# What you have to do
Return each entry exactly, omitting nothing.

# Input records

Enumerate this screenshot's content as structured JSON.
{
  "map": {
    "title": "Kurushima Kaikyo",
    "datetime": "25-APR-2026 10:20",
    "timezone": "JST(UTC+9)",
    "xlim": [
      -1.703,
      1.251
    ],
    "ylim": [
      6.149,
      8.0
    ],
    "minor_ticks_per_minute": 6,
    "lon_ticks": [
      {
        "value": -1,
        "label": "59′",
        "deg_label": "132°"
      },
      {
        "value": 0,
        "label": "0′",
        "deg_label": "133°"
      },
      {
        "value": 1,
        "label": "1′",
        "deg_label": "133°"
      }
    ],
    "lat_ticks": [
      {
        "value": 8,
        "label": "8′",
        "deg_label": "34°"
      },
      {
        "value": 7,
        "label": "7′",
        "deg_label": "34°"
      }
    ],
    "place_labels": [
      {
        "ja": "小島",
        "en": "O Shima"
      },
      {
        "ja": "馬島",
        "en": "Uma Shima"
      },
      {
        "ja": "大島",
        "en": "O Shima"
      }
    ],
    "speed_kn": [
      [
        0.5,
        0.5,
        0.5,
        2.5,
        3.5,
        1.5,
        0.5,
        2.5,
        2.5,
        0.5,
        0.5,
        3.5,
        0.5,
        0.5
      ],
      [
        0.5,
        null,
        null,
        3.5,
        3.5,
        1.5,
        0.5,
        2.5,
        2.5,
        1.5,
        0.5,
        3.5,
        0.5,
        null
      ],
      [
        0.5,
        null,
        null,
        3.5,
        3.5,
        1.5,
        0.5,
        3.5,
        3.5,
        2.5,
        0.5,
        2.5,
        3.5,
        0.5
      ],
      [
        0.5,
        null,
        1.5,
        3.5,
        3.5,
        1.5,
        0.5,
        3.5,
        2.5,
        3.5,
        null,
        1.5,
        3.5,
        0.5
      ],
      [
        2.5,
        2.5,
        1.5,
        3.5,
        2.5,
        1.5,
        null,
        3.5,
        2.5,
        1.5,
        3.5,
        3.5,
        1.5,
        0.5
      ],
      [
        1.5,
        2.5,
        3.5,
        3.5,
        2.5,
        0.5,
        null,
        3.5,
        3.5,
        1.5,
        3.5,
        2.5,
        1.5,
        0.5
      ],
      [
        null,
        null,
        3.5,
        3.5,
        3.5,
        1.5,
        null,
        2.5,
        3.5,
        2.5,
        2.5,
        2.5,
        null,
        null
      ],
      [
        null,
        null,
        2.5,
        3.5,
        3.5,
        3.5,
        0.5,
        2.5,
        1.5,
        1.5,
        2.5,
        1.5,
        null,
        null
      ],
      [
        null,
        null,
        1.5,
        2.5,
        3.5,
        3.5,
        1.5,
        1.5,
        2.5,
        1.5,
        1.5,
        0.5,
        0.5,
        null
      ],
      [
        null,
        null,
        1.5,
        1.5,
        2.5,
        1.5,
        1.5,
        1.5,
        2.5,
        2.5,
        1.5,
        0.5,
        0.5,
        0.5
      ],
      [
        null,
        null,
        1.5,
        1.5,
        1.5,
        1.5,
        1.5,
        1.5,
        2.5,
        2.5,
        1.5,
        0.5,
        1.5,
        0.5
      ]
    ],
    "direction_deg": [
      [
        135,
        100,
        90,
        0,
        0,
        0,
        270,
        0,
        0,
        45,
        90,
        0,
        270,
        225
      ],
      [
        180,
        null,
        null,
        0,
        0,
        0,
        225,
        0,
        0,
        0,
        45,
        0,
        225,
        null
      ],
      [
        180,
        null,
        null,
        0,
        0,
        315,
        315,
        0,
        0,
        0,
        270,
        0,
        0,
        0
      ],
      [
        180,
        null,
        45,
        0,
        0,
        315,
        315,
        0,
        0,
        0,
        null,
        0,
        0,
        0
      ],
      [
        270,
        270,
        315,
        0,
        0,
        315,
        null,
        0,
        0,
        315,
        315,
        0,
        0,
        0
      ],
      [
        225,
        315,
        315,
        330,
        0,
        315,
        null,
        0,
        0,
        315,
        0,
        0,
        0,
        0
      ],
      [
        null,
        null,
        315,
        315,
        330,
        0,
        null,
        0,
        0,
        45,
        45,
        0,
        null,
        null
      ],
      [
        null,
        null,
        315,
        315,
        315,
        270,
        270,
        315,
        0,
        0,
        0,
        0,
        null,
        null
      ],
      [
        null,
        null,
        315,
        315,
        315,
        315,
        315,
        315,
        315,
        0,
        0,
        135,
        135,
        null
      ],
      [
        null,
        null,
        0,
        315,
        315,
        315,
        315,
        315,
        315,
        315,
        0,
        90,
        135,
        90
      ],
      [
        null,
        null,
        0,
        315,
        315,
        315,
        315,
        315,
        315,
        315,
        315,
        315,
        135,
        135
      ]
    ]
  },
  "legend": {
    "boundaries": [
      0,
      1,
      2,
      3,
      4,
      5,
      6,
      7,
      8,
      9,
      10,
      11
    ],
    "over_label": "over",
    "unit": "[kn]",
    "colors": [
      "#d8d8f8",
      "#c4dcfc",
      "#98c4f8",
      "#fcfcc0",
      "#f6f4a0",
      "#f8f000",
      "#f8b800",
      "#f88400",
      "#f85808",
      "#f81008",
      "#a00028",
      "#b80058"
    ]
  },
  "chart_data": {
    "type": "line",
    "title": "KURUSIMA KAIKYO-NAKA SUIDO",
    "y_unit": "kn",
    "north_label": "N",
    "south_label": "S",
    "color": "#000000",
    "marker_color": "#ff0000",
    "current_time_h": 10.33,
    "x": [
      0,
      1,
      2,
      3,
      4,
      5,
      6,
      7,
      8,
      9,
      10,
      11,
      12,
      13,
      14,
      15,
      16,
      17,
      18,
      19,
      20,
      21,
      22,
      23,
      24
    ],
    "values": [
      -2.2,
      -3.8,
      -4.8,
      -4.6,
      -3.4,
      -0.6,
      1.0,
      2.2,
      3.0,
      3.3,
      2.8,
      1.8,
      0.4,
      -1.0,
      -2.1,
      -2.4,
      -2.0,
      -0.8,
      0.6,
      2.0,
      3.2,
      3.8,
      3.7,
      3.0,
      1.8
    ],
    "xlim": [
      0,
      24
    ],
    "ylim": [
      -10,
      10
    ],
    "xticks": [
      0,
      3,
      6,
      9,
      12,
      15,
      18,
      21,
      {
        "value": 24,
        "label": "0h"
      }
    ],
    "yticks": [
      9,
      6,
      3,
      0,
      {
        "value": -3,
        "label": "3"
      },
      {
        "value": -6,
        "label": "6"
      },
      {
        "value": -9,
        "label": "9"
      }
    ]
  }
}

# Solution
Enumerate this screenshot's content as structured JSON.
{
  "map": {
    "title": "Kurushima Kaikyo",
    "datetime": "25-APR-2026 10:20",
    "timezone": "JST(UTC+9)",
    "xlim": [
      -1.703,
      1.251
    ],
    "ylim": [
      6.149,
      8.0
    ],
    "minor_ticks_per_minute": 6,
    "lon_ticks": [
      {
        "value": -1,
        "label": "59′",
        "deg_label": "132°"
      },
      {
        "value": 0,
        "label": "0′",
        "deg_label": "133°"
      },
      {
        "value": 1,
        "label": "1′",
        "deg_label": "133°"
      }
    ],
    "lat_ticks": [
      {
        "value": 8,
        "label": "8′",
        "deg_label": "34°"
      },
      {
        "value": 7,
        "label": "7′",
        "deg_label": "34°"
      }
    ],
    "place_labels": [
      {
        "ja": "小島",
        "en": "O Shima"
      },
      {
        "ja": "馬島",
        "en": "Uma Shima"
      },
      {
        "ja": "大島",
        "en": "O Shima"
      }
    ],
    "speed_kn": [
      [
        0.5,
        0.5,
        0.5,
        2.5,
        3.5,
        1.5,
        0.5,
        2.5,
        2.5,
        0.5,
        0.5,
        3.5,
        0.5,
        0.5
      ],
      [
        0.5,
        null,
        null,
        3.5,
        3.5,
        1.5,
        0.5,
        2.5,
        2.5,
        1.5,
        0.5,
        3.5,
        0.5,
        null
      ],
      [
        0.5,
        null,
        null,
        3.5,
        3.5,
        1.5,
        0.5,
        3.5,
        3.5,
        2.5,
        0.5,
        2.5,
        3.5,
        0.5
      ],
      [
        0.5,
        null,
        1.5,
        3.5,
        3.5,
        1.5,
        0.5,
        3.5,
        2.5,
        3.5,
        null,
        1.5,
        3.5,
        0.5
      ],
      [
        2.5,
        2.5,
        1.5,
        3.5,
        2.5,
        1.5,
        null,
        3.5,
        2.5,
        1.5,
        3.5,
        3.5,
        1.5,
        0.5
      ],
      [
        1.5,
        2.5,
        3.5,
        3.5,
        2.5,
        0.5,
        null,
        3.5,
        3.5,
        1.5,
        3.5,
        2.5,
        1.5,
        0.5
      ],
      [
        null,
        null,
        3.5,
        3.5,
        3.5,
        1.5,
        null,
        2.5,
        3.5,
        2.5,
        2.5,
        2.5,
        null,
        null
      ],
      [
        null,
        null,
        2.5,
        3.5,
        3.5,
        3.5,
        0.5,
        2.5,
        1.5,
        1.5,
        2.5,
        1.5,
        null,
        null
      ],
      [
        null,
        null,
        1.5,
        2.5,
        3.5,
        3.5,
        1.5,
        1.5,
        2.5,
        1.5,
        1.5,
        0.5,
        0.5,
        null
      ],
      [
        null,
        null,
        1.5,
        1.5,
        2.5,
        1.5,
        1.5,
        1.5,
        2.5,
        2.5,
        1.5,
        0.5,
        0.5,
        0.5
      ],
      [
        null,
        null,
        1.5,
        1.5,
        1.5,
        1.5,
        1.5,
        1.5,
        2.5,
        2.5,
        1.5,
        0.5,
        1.5,
        0.5
      ]
    ],
    "direction_deg": [
      [
        135,
        100,
        90,
        0,
        0,
        0,
        270,
        0,
        0,
        45,
        90,
        0,
        270,
        225
      ],
      [
        180,
        null,
        null,
        0,
        0,
        0,
        225,
        0,
        0,
        0,
        45,
        0,
        225,
        null
      ],
      [
        180,
        null,
        null,
        0,
        0,
        315,
        315,
        0,
        0,
        0,
        270,
        0,
        0,
        0
      ],
      [
        180,
        null,
        45,
        0,
        0,
        315,
        315,
        0,
        0,
        0,
        null,
        0,
        0,
        0
      ],
      [
        270,
        270,
        315,
        0,
        0,
        315,
        null,
        0,
        0,
        315,
        315,
        0,
        0,
        0
      ],
      [
        225,
        315,
        315,
        330,
        0,
        315,
        null,
        0,
        0,
        315,
        0,
        0,
        0,
        0
      ],
      [
        null,
        null,
        315,
        315,
        330,
        0,
        null,
        0,
        0,
        45,
        45,
        0,
        null,
        null
      ],
      [
        null,
        null,
        315,
        315,
        315,
        270,
        270,
        315,
        0,
        0,
        0,
        0,
        null,
        null
      ],
      [
        null,
        null,
        315,
        315,
        315,
        315,
        315,
        315,
        315,
        0,
        0,
        135,
        135,
        null
      ],
      [
        null,
        null,
        0,
        315,
        315,
        315,
        315,
        315,
        315,
        315,
        0,
        90,
        135,
        90
      ],
      [
        null,
        null,
        0,
        315,
        315,
        315,
        315,
        315,
        315,
        315,
        315,
        315,
        135,
        135
      ]
    ]
  },
  "legend": {
    "boundaries": [
      0,
      1,
      2,
      3,
      4,
      5,
      6,
      7,
      8,
      9,
      10,
      11
    ],
    "over_label": "over",
    "unit": "[kn]",
    "colors": [
      "#d8d8f8",
      "#c4dcfc",
      "#98c4f8",
      "#fcfcc0",
      "#f6f4a0",
      "#f8f000",
      "#f8b800",
      "#f88400",
      "#f85808",
      "#f81008",
      "#a00028",
      "#b80058"
    ]
  },
  "chart_data": {
    "type": "line",
    "title": "KURUSIMA KAIKYO-NAKA SUIDO",
    "y_unit": "kn",
    "north_label": "N",
    "south_label": "S",
    "color": "#000000",
    "marker_color": "#ff0000",
    "current_time_h": 10.33,
    "x": [
      0,
      1,
      2,
      3,
      4,
      5,
      6,
      7,
      8,
      9,
      10,
      11,
      12,
      13,
      14,
      15,
      16,
      17,
      18,
      19,
      20,
      21,
      22,
      23,
      24
    ],
    "values": [
      -2.2,
      -3.8,
      -4.8,
      -4.6,
      -3.4,
      -0.6,
      1.0,
      2.2,
      3.0,
      3.3,
      2.8,
      1.8,
      0.4,
      -1.0,
      -2.1,
      -2.4,
      -2.0,
      -0.8,
      0.6,
      2.0,
      3.2,
      3.8,
      3.7,
      3.0,
      1.8
    ],
    "xlim": [
      0,
      24
    ],
    "ylim": [
      -10,
      10
    ],
    "xticks": [
      0,
      3,
      6,
      9,
      12,
      15,
      18,
      21,
      {
        "value": 24,
        "label": "0h"
      }
    ],
    "yticks": [
      9,
      6,
      3,
      0,
      {
        "value": -3,
        "label": "3"
      },
      {
        "value": -6,
        "label": "6"
      },
      {
        "value": -9,
        "label": "9"
      }
    ]
  }
}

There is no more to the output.